(Dataset rows)
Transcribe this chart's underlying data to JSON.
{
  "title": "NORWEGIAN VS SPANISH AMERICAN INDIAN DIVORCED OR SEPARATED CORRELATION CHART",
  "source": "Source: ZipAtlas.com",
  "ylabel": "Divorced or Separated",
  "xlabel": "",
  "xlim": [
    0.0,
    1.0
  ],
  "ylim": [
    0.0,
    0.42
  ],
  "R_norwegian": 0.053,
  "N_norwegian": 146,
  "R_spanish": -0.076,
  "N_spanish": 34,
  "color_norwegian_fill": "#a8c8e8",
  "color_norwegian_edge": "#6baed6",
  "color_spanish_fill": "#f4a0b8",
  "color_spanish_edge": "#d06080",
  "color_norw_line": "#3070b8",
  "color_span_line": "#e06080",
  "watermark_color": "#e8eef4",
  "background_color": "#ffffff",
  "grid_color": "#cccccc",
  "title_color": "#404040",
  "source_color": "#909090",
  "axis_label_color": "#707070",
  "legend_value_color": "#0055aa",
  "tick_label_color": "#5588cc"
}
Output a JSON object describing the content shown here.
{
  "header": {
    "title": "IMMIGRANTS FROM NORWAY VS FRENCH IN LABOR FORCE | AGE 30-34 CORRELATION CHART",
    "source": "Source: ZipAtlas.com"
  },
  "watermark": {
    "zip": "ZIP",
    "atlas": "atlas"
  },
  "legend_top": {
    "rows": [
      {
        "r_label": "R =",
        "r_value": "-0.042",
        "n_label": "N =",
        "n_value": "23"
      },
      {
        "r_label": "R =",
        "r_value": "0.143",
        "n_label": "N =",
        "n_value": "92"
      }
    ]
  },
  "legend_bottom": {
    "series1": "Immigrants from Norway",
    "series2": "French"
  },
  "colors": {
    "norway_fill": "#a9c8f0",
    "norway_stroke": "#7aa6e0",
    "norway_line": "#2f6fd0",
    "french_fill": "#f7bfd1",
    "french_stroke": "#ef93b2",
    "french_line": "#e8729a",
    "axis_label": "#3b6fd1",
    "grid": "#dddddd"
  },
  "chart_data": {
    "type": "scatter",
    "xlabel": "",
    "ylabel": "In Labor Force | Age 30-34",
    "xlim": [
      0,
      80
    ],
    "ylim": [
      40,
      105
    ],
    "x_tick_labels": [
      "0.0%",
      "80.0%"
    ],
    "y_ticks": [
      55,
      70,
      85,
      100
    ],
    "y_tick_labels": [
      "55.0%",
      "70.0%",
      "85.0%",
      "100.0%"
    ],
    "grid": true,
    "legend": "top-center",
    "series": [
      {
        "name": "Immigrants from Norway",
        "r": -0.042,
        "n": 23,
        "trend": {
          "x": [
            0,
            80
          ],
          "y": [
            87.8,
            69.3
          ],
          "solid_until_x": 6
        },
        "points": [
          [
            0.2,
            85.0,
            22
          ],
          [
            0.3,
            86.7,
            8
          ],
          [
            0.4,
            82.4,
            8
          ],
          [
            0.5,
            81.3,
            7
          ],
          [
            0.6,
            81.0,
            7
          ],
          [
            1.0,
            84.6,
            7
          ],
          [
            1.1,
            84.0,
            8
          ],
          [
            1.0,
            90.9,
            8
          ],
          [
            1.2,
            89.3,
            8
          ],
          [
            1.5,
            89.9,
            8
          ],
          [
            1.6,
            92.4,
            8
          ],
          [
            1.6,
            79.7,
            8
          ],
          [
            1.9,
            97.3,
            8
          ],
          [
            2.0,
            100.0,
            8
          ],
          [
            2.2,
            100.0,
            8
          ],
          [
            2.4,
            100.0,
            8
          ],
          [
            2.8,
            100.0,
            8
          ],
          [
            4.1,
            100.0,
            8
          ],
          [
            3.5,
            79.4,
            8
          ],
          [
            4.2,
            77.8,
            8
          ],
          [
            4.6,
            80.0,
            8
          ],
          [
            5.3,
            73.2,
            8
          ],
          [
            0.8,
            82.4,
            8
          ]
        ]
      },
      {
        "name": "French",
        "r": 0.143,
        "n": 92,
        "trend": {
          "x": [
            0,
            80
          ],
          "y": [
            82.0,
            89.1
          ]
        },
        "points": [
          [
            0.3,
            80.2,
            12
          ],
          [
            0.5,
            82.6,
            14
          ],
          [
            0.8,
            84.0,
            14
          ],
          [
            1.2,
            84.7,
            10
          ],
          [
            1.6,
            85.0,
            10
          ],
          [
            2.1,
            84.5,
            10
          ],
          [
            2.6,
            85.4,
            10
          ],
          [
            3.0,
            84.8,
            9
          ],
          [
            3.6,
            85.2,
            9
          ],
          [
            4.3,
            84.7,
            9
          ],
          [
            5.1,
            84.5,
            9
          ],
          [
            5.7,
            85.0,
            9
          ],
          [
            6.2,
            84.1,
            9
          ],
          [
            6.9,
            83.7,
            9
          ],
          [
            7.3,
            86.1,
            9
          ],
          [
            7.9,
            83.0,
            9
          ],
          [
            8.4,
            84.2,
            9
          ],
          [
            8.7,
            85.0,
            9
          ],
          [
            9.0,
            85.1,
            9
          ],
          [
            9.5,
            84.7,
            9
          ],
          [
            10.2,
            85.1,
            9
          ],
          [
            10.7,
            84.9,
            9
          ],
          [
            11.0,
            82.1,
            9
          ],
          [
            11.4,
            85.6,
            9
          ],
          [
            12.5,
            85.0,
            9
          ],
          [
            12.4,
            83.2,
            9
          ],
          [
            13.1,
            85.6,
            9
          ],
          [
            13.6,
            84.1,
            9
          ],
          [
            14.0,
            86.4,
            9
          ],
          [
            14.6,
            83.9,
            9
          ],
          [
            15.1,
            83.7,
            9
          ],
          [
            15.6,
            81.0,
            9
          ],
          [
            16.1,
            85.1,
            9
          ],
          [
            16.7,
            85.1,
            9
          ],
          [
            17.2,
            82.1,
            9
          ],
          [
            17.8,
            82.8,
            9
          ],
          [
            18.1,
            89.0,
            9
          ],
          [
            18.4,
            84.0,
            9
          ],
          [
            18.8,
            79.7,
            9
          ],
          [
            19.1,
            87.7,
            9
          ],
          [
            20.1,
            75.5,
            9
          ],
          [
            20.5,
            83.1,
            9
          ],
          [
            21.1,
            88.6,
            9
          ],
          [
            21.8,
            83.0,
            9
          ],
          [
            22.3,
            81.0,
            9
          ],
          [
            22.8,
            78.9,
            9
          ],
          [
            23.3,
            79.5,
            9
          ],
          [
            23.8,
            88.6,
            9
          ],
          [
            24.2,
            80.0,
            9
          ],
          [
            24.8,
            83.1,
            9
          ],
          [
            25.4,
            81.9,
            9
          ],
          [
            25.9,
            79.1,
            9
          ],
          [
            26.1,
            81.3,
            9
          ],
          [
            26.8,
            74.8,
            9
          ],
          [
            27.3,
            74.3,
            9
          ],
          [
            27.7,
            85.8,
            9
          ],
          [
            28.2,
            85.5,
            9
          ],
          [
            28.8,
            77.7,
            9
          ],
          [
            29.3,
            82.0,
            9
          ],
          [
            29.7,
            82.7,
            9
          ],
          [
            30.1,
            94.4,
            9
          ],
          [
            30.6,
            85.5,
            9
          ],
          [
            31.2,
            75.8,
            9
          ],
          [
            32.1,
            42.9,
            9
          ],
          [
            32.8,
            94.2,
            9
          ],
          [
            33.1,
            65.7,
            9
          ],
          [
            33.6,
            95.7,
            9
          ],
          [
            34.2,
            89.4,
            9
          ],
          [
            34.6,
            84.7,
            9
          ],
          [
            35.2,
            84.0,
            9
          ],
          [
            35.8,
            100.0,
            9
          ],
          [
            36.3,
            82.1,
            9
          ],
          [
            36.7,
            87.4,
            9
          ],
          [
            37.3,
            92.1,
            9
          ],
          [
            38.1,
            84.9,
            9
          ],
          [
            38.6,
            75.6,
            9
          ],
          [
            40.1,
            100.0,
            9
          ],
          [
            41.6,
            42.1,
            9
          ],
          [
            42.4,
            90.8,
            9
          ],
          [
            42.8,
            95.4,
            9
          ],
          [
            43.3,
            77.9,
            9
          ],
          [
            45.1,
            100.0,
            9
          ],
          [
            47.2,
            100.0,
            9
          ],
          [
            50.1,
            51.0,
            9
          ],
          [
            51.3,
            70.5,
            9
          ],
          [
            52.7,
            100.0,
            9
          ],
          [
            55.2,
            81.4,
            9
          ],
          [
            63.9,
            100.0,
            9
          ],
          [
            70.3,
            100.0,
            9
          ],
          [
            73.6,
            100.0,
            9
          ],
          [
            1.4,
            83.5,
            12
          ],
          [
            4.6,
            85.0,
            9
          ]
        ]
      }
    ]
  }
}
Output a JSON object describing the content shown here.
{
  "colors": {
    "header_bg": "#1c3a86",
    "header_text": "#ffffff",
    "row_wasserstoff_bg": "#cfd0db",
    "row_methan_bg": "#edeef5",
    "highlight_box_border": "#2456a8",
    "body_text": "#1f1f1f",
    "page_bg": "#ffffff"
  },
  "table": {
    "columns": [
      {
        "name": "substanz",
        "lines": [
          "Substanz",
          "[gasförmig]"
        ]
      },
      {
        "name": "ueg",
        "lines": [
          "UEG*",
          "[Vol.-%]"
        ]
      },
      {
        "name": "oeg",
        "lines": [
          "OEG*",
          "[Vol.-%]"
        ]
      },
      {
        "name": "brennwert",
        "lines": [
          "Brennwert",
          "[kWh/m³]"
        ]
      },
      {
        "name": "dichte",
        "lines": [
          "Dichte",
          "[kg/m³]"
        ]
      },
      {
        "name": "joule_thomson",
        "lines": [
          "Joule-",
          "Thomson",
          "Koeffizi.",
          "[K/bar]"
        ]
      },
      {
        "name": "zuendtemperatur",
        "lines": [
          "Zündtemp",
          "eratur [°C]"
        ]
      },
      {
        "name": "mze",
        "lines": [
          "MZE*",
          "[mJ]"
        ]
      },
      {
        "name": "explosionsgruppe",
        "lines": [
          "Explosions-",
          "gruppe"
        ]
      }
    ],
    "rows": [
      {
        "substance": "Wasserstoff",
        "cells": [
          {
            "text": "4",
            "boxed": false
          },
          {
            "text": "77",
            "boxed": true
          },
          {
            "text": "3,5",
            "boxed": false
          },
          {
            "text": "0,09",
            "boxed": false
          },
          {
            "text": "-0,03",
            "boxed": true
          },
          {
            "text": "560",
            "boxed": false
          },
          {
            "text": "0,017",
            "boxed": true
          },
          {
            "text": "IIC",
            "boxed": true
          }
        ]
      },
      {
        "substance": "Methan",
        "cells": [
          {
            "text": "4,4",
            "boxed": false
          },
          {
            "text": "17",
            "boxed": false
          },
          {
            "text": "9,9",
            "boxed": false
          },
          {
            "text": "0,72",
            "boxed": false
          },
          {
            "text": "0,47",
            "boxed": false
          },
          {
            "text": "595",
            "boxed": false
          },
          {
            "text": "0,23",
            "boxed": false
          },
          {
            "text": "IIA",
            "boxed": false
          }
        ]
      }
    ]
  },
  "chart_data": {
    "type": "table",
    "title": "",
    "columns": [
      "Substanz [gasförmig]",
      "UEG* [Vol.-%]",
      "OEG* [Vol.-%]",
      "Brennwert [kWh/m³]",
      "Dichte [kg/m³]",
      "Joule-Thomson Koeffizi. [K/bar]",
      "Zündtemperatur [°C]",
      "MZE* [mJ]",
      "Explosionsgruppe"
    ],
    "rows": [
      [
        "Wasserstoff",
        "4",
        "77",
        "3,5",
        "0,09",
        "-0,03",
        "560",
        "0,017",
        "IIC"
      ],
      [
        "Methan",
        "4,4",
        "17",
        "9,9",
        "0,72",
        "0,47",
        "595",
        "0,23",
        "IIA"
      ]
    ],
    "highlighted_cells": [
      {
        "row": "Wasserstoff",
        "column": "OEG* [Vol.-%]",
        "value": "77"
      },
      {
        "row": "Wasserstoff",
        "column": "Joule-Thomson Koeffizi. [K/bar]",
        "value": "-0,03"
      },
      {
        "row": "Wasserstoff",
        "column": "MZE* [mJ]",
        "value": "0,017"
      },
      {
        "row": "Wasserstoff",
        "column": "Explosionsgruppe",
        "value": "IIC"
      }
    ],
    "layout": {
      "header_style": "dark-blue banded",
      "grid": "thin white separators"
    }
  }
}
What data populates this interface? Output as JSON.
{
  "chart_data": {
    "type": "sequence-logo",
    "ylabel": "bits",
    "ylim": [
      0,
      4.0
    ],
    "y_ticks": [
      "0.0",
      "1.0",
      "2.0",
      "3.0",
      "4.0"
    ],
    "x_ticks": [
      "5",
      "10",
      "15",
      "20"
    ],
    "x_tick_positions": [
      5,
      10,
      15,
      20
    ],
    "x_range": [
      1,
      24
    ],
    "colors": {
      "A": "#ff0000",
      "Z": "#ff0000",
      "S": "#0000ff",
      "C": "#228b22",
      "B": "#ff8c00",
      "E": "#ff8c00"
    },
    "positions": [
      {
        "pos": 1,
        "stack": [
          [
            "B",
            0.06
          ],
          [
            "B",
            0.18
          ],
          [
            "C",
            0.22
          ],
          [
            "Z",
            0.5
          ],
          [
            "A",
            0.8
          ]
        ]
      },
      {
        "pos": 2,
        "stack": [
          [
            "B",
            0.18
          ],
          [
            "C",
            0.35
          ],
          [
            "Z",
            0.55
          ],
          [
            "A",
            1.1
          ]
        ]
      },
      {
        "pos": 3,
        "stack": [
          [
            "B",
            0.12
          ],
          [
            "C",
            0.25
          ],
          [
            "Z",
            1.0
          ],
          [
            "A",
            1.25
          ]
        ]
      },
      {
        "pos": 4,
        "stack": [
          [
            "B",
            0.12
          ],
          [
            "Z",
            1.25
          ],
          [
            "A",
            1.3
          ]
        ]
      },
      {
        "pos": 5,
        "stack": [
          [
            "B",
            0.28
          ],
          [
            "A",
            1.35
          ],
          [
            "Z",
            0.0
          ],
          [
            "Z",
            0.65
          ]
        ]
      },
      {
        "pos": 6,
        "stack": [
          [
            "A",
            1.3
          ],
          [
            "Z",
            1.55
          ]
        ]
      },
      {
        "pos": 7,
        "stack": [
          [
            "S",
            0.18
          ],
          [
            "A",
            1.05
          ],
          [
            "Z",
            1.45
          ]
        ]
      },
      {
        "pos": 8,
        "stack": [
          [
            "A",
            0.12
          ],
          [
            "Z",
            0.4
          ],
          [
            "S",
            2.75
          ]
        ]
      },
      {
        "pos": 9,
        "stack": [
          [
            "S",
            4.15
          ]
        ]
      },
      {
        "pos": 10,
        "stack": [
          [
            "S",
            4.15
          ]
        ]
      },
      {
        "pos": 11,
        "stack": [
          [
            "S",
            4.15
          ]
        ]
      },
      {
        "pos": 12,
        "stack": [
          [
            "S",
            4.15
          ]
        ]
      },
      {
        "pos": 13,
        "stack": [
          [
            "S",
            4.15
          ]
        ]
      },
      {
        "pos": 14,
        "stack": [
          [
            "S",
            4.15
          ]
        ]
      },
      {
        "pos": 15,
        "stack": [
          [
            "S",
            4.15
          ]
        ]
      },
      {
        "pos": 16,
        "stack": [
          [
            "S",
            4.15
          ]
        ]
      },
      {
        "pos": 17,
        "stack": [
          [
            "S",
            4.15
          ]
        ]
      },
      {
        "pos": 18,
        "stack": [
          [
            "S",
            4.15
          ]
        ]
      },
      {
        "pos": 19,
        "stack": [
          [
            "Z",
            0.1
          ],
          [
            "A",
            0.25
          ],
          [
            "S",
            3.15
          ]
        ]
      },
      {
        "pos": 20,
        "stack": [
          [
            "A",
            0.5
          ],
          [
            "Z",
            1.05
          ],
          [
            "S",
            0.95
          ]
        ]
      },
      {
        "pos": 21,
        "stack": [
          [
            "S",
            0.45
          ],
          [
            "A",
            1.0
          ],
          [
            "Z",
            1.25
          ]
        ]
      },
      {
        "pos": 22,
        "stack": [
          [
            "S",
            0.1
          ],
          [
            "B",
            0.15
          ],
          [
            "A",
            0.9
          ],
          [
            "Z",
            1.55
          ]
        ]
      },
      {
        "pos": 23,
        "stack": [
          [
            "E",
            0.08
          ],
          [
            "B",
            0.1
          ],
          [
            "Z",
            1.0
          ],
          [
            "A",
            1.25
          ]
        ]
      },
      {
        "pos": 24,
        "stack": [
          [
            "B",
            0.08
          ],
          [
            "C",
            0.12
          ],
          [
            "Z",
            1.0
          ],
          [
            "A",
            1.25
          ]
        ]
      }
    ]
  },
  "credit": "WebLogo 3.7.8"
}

Objective = Give the number of lines where the string "ffffff" occurs, without any further text.

Exercise solution = 3